Lima no es una ciudad en este relato, sino una caótica suma de experiencias desconocidas entre sí. Salvo los arenales, la desigualdad y los gallinazos, todo es fugitivo. La Lima de esta novela tiene sus coordenadas sociogeográficas bien delimitadas: Cieneguilla, Rinconada del Lago, La Molina, Chacarilla, Surquillo, Miraflores y Barranco. Una Lima que conserva el poder económico tradicional, pero que ya vive el asedio final del mestizaje sociocultural que va tomando también esas calles y esos barrios.
Es muy difícil construir un complejo universo ficcional desde una sola perspectiva o con una sola experiencia vital por rica y divertida que esta sea. A pesar de ello, la novela sale bien librada de este desafío porque el narrador enmarca sus palabras en otros discursos, escucha bien las voces de los otros, y respeta los mundos de los otros personajes que viajan en el auto sin estar allí presentes: la primera esposa, las tres hijas, los amigos, Svetlana. Además, regala al lector algunas citas: “el enamoramiento es tragicómico, el amor es agridulce”, “todo alcohólico es un suicida de baja intensidad”, entre otras.
El chofer afroperuano Hitler, el único personaje del mundo popular de la novela, luce más relieve que profundidad. Su interacción con el narrador protagonista muestra las posibilidades del diálogo interracial e interclasista, que siempre guarda secretos y temores, o desemboca en propuestas indecentes. Seguramente, más de un lector lo asociará con el zambo Ambrosio de Conversación en la catedral (1969), de Mario Vargas Llosa, por las distintas tareas con diversas armas que debió asumir para satisfacer a sus empleadores. Así, la literatura es también un conjunto de intertextualidades que se celebran.
En síntesis, Treinta kilómetros a la medianoche es una novela trepidante, divertida, que exhibe sin contemplaciones una vida, ese concierto de desconciertos que construimos entre el alumbramiento y la muerte, y que suele ser un viaje errático, plagado de absurdos y contradicciones, y las más de las veces sin copilotos.

LÍNEAS EXTRAÍDAS -

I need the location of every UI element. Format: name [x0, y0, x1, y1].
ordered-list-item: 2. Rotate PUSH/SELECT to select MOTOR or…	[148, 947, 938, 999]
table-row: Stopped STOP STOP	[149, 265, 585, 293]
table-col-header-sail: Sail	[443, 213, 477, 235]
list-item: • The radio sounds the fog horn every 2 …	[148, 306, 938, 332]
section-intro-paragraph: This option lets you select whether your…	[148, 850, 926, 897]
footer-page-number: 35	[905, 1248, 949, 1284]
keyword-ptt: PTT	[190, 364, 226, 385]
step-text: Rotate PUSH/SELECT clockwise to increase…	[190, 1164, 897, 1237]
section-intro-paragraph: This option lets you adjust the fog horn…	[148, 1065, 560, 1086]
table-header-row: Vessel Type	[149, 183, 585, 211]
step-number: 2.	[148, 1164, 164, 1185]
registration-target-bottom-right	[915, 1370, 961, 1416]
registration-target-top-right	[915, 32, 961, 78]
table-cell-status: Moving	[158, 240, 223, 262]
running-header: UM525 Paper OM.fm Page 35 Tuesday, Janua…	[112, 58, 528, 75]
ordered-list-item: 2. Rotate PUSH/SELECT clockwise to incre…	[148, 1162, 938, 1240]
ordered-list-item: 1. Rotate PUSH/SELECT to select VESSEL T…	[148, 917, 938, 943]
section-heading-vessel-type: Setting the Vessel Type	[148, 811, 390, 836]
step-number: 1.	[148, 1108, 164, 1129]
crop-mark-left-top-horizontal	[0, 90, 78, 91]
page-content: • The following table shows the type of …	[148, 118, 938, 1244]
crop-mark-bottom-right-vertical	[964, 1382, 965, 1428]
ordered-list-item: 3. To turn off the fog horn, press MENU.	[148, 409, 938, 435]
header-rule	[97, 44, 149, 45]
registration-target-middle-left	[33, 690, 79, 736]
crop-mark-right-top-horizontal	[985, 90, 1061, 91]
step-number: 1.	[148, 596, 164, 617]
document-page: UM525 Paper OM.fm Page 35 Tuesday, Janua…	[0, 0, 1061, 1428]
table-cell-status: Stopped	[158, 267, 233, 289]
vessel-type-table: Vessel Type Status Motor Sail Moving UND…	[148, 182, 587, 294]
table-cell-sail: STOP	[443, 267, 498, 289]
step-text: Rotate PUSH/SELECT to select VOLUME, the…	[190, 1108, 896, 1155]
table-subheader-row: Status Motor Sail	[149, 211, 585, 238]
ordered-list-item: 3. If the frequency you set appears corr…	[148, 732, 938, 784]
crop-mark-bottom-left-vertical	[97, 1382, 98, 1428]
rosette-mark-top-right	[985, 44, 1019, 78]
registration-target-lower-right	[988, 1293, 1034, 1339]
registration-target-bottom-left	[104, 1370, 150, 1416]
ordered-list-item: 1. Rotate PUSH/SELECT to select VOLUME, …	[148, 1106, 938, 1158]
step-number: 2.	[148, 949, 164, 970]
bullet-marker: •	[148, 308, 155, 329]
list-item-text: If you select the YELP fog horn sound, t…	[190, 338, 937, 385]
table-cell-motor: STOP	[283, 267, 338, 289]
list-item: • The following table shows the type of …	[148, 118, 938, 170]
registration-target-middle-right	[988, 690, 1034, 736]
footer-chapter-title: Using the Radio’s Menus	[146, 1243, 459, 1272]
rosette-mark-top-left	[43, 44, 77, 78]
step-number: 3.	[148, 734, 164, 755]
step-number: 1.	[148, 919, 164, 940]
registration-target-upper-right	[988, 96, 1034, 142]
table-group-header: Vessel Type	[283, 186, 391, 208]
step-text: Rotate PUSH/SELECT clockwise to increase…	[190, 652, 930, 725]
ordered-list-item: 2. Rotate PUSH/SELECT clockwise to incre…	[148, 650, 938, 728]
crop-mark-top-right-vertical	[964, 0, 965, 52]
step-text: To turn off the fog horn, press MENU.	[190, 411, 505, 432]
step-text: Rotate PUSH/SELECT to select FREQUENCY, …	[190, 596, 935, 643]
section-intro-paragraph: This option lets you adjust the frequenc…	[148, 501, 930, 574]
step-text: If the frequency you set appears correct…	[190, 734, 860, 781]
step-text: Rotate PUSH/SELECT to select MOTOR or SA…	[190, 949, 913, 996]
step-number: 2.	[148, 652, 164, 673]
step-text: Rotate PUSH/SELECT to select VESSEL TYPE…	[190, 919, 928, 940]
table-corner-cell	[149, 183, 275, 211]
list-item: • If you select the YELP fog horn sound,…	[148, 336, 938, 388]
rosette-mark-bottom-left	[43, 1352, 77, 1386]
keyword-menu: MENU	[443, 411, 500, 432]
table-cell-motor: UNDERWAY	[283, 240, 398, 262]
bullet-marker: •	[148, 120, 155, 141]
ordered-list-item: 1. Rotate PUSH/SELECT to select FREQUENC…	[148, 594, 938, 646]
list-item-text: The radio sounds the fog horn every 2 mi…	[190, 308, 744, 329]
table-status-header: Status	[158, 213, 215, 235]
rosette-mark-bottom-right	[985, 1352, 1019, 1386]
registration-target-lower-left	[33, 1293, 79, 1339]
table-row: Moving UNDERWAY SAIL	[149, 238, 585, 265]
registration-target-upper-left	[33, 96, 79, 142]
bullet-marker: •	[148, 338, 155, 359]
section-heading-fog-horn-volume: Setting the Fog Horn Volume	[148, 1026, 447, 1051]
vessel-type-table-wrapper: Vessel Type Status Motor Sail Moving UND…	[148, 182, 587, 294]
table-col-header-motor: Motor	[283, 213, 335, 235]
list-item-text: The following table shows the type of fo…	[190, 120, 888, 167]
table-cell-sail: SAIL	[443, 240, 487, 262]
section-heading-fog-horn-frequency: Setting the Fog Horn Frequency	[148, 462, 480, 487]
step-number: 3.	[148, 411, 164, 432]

OBJETIVOS -
[1] Copia de la reseña el pasaje que va desde "Lima no es una" hasta "y esos barrios.", ambos incluidos.
[2] Por favor, traduce al inglés esta oración de la reseña: "Salvo los arenales, la desigualdad y los gallinazos, todo es fugitivo."

RESULTADOS ESPERADOS -
[1]
Lima no es una ciudad en este relato, sino una caótica suma de experiencias desconocidas entre sí. Salvo los arenales, la desigualdad y los gallinazos, todo es fugitivo. La Lima de esta novela tiene sus coordenadas sociogeográficas bien delimitadas: Cieneguilla, Rinconada del Lago, La Molina, Chacarilla, Surquillo, Miraflores y Barranco. Una Lima que conserva el poder económico tradicional, pero que ya vive el asedio final del mestizaje sociocultural que va tomando también esas calles y esos barrios.

[2] Except for the sandy wastes, the inequality and the vultures, everything is fleeting.